• [Exercise aim]: Copy out all of the material exactly as presented.

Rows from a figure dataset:
%%

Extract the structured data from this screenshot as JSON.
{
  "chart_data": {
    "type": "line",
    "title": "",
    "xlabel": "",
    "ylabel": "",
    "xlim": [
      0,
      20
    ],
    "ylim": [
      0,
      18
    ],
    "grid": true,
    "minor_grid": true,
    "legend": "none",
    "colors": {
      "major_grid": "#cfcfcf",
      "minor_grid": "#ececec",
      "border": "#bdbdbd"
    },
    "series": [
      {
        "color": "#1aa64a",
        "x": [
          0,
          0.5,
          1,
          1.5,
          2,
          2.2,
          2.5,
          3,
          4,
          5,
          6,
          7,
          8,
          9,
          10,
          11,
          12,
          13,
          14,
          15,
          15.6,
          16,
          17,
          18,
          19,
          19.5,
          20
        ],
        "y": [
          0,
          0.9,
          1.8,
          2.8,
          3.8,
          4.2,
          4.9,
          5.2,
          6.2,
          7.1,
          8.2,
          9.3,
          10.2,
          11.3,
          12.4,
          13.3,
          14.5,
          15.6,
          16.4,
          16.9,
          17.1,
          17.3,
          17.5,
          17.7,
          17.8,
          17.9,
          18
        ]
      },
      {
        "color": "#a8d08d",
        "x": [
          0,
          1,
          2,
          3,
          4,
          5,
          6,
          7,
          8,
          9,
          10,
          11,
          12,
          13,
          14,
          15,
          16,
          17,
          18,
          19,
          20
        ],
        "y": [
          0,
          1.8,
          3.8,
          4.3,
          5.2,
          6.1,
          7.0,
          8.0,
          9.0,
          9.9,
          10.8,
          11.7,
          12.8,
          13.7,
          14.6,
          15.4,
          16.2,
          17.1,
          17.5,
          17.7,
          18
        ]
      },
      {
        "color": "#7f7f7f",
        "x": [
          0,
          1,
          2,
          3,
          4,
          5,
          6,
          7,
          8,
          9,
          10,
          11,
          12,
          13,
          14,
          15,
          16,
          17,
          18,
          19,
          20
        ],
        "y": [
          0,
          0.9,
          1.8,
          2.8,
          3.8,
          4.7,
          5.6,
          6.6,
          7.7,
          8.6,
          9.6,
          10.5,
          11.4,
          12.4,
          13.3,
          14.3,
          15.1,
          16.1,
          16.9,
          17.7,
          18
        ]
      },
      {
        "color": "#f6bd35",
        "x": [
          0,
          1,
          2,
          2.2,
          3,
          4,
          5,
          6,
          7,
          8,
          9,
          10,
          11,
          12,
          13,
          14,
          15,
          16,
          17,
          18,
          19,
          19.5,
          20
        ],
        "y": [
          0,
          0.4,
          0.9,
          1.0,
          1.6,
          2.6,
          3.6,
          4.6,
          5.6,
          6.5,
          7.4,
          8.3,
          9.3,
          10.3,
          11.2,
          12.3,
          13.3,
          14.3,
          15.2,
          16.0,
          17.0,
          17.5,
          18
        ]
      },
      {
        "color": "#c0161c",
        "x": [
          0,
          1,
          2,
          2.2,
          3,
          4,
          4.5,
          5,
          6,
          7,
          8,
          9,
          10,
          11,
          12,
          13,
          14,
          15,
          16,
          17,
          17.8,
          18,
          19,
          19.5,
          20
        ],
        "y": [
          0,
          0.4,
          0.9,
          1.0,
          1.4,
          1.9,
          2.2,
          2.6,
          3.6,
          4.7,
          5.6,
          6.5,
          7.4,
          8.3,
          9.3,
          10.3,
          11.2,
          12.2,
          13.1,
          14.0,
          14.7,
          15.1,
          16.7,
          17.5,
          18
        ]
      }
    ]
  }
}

%%

• [Full output]:
Extract the structured data from this screenshot as JSON.
{
  "chart_data": {
    "type": "line",
    "title": "",
    "xlabel": "",
    "ylabel": "",
    "xlim": [
      0,
      20
    ],
    "ylim": [
      0,
      18
    ],
    "grid": true,
    "minor_grid": true,
    "legend": "none",
    "colors": {
      "major_grid": "#cfcfcf",
      "minor_grid": "#ececec",
      "border": "#bdbdbd"
    },
    "series": [
      {
        "color": "#1aa64a",
        "x": [
          0,
          0.5,
          1,
          1.5,
          2,
          2.2,
          2.5,
          3,
          4,
          5,
          6,
          7,
          8,
          9,
          10,
          11,
          12,
          13,
          14,
          15,
          15.6,
          16,
          17,
          18,
          19,
          19.5,
          20
        ],
        "y": [
          0,
          0.9,
          1.8,
          2.8,
          3.8,
          4.2,
          4.9,
          5.2,
          6.2,
          7.1,
          8.2,
          9.3,
          10.2,
          11.3,
          12.4,
          13.3,
          14.5,
          15.6,
          16.4,
          16.9,
          17.1,
          17.3,
          17.5,
          17.7,
          17.8,
          17.9,
          18
        ]
      },
      {
        "color": "#a8d08d",
        "x": [
          0,
          1,
          2,
          3,
          4,
          5,
          6,
          7,
          8,
          9,
          10,
          11,
          12,
          13,
          14,
          15,
          16,
          17,
          18,
          19,
          20
        ],
        "y": [
          0,
          1.8,
          3.8,
          4.3,
          5.2,
          6.1,
          7.0,
          8.0,
          9.0,
          9.9,
          10.8,
          11.7,
          12.8,
          13.7,
          14.6,
          15.4,
          16.2,
          17.1,
          17.5,
          17.7,
          18
        ]
      },
      {
        "color": "#7f7f7f",
        "x": [
          0,
          1,
          2,
          3,
          4,
          5,
          6,
          7,
          8,
          9,
          10,
          11,
          12,
          13,
          14,
          15,
          16,
          17,
          18,
          19,
          20
        ],
        "y": [
          0,
          0.9,
          1.8,
          2.8,
          3.8,
          4.7,
          5.6,
          6.6,
          7.7,
          8.6,
          9.6,
          10.5,
          11.4,
          12.4,
          13.3,
          14.3,
          15.1,
          16.1,
          16.9,
          17.7,
          18
        ]
      },
      {
        "color": "#f6bd35",
        "x": [
          0,
          1,
          2,
          2.2,
          3,
          4,
          5,
          6,
          7,
          8,
          9,
          10,
          11,
          12,
          13,
          14,
          15,
          16,
          17,
          18,
          19,
          19.5,
          20
        ],
        "y": [
          0,
          0.4,
          0.9,
          1.0,
          1.6,
          2.6,
          3.6,
          4.6,
          5.6,
          6.5,
          7.4,
          8.3,
          9.3,
          10.3,
          11.2,
          12.3,
          13.3,
          14.3,
          15.2,
          16.0,
          17.0,
          17.5,
          18
        ]
      },
      {
        "color": "#c0161c",
        "x": [
          0,
          1,
          2,
          2.2,
          3,
          4,
          4.5,
          5,
          6,
          7,
          8,
          9,
          10,
          11,
          12,
          13,
          14,
          15,
          16,
          17,
          17.8,
          18,
          19,
          19.5,
          20
        ],
        "y": [
          0,
          0.4,
          0.9,
          1.0,
          1.4,
          1.9,
          2.2,
          2.6,
          3.6,
          4.7,
          5.6,
          6.5,
          7.4,
          8.3,
          9.3,
          10.3,
          11.2,
          12.2,
          13.1,
          14.0,
          14.7,
          15.1,
          16.7,
          17.5,
          18
        ]
      }
    ]
  }
}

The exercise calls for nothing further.